- Prompt -
Count the lines in the data below where the string "vitae" occurs, please, and give the number alone.
-------- Record list
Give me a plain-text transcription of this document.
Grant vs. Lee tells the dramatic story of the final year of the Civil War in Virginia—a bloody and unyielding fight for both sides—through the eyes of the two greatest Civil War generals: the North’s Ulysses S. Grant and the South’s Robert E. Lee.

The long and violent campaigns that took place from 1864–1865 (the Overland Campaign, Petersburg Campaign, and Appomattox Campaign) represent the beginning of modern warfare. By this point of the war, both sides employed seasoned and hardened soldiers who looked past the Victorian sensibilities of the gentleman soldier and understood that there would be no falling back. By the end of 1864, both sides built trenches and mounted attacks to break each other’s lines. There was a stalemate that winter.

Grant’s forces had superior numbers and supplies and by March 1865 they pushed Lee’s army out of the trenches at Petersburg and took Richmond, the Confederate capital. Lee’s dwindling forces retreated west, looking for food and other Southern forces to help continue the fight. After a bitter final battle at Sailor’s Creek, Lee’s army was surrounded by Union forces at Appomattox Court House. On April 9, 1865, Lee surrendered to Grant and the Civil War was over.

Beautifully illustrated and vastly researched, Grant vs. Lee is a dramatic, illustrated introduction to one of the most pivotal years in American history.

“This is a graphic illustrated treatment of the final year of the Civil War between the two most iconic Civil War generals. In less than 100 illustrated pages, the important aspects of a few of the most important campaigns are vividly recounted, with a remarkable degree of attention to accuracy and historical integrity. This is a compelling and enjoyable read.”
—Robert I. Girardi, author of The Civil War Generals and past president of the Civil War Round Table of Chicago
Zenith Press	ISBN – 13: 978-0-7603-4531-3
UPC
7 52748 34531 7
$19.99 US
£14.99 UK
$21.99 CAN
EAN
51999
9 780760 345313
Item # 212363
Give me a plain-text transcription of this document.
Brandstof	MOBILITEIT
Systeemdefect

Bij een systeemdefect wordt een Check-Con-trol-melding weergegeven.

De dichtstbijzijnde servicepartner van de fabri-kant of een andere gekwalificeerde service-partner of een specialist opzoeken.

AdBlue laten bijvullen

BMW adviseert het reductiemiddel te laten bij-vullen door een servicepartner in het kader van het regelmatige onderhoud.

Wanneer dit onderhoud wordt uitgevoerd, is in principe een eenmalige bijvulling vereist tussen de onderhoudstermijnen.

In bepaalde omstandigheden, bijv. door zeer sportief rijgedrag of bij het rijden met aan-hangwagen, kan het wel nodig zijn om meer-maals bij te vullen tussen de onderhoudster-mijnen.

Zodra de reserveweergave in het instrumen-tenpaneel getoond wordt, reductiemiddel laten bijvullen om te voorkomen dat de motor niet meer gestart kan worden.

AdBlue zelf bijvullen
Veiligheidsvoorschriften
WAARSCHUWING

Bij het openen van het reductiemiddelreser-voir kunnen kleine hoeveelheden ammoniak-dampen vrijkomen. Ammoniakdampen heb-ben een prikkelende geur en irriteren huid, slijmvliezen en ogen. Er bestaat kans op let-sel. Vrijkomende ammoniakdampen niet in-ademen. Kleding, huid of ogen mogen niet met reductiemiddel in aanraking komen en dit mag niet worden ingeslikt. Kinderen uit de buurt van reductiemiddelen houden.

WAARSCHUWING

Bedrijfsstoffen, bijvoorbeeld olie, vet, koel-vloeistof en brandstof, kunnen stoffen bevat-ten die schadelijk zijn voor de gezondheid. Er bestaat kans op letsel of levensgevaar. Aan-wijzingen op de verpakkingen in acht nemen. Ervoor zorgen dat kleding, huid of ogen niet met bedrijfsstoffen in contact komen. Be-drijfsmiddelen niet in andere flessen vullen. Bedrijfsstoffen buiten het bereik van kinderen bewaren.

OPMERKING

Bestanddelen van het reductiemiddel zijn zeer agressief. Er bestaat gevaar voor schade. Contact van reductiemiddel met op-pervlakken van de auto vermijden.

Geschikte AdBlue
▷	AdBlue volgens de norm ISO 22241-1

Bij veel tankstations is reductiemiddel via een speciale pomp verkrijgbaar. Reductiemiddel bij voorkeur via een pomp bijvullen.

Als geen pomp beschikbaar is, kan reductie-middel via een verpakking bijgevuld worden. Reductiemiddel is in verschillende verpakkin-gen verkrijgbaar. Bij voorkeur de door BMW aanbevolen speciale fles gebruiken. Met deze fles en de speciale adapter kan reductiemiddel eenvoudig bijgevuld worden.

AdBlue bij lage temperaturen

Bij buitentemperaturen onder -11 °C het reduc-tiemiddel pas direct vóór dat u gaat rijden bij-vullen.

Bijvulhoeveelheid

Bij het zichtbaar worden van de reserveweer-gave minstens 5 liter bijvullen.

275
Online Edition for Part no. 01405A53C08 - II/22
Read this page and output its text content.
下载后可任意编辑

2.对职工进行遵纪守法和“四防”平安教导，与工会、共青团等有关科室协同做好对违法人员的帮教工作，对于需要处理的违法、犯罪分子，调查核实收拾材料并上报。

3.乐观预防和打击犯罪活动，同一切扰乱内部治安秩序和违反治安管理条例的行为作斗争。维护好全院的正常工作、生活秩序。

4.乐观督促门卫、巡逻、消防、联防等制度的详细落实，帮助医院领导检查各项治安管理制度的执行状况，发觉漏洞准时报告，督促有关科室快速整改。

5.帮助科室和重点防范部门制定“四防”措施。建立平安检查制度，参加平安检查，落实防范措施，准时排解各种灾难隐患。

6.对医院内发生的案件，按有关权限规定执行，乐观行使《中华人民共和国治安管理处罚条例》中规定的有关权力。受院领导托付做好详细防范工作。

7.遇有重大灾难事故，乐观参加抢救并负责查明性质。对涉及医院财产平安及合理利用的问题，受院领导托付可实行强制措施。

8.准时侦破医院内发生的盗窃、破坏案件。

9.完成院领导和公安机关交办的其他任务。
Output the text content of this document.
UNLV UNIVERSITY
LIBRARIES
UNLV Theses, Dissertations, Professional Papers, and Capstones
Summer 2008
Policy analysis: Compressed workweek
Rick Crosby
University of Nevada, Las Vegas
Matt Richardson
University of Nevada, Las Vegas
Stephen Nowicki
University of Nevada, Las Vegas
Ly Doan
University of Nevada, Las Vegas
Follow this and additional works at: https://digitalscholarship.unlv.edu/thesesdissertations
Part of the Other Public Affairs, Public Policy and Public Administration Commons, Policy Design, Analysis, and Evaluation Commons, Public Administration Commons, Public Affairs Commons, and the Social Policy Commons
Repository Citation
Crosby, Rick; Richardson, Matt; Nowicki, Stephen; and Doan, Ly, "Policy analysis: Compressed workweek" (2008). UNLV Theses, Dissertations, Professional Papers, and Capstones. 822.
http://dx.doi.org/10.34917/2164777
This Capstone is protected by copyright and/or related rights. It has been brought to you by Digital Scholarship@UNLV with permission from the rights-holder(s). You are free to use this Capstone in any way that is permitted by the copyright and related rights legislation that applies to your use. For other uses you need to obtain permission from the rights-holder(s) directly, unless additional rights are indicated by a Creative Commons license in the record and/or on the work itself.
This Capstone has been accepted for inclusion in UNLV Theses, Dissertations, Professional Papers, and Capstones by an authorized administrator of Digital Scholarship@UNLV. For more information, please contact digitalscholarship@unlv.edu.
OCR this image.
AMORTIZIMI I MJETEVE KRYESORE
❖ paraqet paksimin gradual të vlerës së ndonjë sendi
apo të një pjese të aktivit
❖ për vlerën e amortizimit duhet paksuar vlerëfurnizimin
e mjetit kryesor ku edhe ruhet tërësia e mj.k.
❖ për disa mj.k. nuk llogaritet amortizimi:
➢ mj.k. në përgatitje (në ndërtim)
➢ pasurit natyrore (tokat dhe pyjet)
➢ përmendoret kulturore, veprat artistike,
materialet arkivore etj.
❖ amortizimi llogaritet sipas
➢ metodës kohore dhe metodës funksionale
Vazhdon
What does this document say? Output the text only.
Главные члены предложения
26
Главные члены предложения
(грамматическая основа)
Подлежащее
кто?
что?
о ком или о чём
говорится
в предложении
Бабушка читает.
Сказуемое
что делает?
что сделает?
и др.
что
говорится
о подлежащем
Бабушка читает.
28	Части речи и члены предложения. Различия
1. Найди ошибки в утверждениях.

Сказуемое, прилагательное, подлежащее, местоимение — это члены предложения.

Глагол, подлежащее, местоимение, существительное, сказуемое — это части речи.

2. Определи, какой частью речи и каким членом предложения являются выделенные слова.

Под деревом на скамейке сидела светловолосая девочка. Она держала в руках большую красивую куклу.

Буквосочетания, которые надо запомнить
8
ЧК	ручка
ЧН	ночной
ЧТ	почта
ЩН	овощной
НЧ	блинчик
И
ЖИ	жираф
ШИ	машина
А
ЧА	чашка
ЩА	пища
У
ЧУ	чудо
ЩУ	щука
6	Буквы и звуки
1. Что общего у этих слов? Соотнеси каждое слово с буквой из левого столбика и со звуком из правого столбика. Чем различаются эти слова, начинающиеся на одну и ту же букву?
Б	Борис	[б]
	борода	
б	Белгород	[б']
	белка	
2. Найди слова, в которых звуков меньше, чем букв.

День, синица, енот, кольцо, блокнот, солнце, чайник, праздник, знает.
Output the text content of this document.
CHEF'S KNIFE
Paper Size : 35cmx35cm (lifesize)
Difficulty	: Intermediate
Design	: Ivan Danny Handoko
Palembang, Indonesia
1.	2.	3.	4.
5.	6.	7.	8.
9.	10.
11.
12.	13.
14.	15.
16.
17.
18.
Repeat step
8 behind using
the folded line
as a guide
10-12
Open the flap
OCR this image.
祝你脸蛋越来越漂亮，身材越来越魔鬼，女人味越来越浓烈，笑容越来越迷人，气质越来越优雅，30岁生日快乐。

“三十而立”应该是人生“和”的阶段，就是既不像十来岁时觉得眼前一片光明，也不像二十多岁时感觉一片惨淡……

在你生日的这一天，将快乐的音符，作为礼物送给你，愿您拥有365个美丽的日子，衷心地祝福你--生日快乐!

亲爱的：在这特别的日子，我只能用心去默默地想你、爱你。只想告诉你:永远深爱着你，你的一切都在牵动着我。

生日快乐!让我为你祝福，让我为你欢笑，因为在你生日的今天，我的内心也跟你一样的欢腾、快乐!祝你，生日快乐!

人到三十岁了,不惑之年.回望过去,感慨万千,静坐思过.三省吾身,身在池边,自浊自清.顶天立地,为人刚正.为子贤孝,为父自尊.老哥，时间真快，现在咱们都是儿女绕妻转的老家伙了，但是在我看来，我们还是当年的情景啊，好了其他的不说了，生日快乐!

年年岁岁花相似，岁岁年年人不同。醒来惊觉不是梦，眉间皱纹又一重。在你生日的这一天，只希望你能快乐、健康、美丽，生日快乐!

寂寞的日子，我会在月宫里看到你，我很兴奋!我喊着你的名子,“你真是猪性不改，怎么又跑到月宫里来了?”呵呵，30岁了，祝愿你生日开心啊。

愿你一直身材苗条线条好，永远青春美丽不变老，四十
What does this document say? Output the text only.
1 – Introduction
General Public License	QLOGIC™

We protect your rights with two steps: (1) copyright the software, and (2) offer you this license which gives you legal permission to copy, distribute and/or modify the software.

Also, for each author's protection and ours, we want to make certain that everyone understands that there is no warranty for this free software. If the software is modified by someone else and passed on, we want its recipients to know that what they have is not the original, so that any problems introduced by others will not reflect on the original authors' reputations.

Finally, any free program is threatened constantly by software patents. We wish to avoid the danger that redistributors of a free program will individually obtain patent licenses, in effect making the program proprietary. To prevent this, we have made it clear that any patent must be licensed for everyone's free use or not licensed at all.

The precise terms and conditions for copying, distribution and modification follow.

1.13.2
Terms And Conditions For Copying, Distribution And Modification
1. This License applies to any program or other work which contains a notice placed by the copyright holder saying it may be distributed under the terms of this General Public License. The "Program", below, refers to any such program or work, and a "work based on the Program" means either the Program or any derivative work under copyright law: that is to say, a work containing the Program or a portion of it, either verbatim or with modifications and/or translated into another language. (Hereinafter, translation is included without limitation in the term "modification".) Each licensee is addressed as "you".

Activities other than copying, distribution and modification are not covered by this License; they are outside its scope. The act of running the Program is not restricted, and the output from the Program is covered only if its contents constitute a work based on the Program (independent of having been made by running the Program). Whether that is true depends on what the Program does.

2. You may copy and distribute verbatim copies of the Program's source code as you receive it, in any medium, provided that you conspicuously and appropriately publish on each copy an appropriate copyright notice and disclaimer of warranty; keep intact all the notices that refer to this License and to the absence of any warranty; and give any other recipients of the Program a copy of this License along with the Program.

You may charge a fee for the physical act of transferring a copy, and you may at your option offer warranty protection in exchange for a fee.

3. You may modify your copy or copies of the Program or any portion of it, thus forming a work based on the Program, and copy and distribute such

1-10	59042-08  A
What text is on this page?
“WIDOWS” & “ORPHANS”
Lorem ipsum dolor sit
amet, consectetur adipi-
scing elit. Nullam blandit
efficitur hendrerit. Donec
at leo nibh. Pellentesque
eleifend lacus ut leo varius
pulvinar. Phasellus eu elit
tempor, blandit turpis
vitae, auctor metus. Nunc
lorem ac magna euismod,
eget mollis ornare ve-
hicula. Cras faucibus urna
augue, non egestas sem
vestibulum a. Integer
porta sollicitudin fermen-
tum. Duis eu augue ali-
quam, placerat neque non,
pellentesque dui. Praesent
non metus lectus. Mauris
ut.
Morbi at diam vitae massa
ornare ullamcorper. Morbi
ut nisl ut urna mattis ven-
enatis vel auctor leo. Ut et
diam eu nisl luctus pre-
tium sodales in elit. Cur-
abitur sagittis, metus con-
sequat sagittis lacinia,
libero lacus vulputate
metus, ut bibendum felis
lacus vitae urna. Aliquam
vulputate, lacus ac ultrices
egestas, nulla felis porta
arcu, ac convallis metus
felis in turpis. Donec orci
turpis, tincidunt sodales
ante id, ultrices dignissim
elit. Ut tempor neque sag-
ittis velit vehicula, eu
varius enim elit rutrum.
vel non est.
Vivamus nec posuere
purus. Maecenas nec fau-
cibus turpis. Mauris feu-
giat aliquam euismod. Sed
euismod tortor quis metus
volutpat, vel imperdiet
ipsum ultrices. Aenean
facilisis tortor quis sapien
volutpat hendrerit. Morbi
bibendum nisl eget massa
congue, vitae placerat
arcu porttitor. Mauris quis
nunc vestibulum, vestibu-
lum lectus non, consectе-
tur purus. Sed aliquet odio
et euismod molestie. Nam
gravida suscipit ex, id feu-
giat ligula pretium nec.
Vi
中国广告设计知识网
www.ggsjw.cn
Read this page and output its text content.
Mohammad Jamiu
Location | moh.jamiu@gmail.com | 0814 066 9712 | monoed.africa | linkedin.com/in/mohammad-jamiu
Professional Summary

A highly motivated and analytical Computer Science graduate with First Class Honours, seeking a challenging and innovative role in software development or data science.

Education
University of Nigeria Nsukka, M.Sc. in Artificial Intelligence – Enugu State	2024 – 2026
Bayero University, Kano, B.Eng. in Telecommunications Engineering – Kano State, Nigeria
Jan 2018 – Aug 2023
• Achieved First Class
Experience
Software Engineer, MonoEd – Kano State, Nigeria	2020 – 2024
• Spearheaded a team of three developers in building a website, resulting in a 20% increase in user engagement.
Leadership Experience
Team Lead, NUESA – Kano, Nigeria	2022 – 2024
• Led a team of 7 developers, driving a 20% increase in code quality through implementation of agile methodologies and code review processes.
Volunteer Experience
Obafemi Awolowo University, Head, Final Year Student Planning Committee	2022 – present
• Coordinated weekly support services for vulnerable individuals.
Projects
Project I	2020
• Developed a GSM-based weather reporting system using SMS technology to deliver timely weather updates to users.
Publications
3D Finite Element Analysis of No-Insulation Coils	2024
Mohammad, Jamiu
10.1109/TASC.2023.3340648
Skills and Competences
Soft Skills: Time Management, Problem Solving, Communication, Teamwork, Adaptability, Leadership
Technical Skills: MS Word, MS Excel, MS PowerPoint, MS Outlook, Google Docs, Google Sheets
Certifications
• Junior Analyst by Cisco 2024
----------------
- Task response -
4